▶ _Text shown_:
+---+

Giuseppe Frascaroli (born May 6, 1953) is an Italian neoclassical painter.

Life
Giuseppe Frascaroli was born on May 6, 1953 in Oltrepò Pavese, Italy. He later received a medical degree with a specialization in neurology. A neurologist by trade, he is also a neoclassical painter working in Italy.  He is a recipient of the Gold Italian Medal of Merit for Culture and Art, and was named a Knight of the Order of Merit of the Italian Republic, later promoted to the level of Officer.

+---+

[Document layout detection data]
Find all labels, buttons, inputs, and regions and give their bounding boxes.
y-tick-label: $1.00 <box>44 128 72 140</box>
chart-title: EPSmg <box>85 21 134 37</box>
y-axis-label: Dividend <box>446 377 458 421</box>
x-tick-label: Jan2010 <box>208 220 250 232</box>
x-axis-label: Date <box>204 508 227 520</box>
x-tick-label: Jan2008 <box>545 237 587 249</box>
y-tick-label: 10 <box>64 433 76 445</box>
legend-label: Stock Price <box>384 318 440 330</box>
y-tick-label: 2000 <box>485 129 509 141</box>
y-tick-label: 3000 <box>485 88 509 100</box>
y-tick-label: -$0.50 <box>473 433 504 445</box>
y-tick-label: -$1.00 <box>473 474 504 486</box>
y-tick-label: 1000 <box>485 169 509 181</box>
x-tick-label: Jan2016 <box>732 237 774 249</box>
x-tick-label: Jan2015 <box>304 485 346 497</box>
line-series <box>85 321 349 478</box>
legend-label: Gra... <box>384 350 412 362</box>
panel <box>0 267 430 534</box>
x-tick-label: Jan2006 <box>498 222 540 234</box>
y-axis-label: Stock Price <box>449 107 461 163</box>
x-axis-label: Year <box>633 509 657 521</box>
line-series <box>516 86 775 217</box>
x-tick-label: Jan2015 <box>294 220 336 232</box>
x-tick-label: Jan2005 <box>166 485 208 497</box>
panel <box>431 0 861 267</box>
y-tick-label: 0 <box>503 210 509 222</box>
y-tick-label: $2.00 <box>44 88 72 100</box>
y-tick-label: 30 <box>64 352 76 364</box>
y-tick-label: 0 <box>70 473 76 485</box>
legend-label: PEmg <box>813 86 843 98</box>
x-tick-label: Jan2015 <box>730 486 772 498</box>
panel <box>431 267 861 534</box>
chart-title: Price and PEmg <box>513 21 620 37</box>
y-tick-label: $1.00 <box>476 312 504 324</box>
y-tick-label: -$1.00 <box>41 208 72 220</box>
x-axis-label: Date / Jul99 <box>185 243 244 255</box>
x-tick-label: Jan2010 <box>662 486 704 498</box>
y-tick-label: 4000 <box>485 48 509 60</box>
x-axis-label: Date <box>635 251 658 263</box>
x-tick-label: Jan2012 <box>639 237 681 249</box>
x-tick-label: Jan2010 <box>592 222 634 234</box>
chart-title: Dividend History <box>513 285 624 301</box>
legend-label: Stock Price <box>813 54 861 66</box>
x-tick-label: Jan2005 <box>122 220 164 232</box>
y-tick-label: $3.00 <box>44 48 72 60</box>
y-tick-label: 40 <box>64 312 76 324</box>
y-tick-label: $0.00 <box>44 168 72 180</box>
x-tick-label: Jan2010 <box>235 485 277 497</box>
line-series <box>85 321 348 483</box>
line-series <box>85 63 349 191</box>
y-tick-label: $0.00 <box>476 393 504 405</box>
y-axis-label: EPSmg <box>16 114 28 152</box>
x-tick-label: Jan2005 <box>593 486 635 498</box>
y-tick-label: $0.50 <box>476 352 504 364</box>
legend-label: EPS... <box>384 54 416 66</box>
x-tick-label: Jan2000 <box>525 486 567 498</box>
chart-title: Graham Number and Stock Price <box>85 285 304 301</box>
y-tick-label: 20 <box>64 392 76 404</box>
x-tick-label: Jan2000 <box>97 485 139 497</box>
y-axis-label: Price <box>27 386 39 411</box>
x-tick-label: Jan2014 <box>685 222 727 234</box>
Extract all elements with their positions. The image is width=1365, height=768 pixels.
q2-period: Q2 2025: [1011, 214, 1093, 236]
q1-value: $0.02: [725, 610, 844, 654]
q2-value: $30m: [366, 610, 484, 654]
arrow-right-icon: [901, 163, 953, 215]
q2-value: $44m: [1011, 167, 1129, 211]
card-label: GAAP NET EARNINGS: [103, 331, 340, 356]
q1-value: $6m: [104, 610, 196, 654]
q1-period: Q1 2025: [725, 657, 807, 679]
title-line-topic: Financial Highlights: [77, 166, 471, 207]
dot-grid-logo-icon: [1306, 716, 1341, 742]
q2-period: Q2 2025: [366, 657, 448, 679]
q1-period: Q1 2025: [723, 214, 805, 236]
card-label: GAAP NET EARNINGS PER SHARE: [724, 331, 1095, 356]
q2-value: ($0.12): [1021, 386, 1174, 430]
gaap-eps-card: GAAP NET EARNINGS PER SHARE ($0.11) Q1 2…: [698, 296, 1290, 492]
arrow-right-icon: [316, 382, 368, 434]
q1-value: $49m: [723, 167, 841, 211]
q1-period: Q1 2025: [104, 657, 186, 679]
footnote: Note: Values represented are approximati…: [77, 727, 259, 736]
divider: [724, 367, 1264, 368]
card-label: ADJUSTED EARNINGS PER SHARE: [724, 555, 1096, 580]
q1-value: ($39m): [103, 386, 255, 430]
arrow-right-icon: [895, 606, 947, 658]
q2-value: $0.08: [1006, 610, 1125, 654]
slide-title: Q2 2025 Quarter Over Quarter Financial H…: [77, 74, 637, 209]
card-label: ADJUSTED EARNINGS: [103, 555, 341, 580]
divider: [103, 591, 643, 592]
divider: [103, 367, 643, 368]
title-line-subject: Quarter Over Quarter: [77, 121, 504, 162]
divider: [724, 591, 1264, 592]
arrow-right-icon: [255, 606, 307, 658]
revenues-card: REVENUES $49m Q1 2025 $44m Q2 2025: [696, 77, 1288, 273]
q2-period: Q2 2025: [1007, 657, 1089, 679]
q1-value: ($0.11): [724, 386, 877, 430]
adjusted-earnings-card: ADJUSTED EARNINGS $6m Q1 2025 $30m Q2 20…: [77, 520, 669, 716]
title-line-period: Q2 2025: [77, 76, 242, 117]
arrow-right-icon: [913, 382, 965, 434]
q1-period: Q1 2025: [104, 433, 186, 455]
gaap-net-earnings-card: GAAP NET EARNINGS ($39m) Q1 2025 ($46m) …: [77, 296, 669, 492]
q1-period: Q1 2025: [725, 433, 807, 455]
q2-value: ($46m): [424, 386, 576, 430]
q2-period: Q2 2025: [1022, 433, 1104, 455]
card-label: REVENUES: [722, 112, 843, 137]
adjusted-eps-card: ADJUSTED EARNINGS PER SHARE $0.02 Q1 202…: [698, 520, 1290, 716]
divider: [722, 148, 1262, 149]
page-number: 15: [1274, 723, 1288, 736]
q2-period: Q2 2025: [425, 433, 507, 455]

+---+

▶ _Your assignment_: Continue the biography of Giuseppe Frascaroli from its last sentence.

▶ _Answer space_:
Career
The Government of Italy has gifted Frascaroli paintings to foreign dignitaries including those from China and Monaco. At the 2013 Venice Biennale, his works were presented to the Government of Taiwan. Museums and collections that contain his works include the Museums and the Apostolic Palace of the Vatican, the Arsenal of Venice, the National Historical Museum of the Infantry in Rome, the Maronite Christian Church of "San Giorgio" in Beirut in Lebanon, the Naval History Museum in Venice, the Government Palace of the Republic of China in Taipei, the University of Genoa Delle Peschiere, the Stupa of Boudhanath in Kathmandu in Nepal, the Teatro alla Scala in Milan, the Cathedral of San Josè in Antigua Guatemala, the San Cristóbal de las Casas in Mexico, the Archbishopric Palaces of Krakow and Genoa, and the General Staff of the Navy of Italy. He is especially known for his portraits of Catholic Popes. There is also a permanent exhibition dedicated to his works in the Palazzo Belgioioso of Milan, which has dedicated a room to his career.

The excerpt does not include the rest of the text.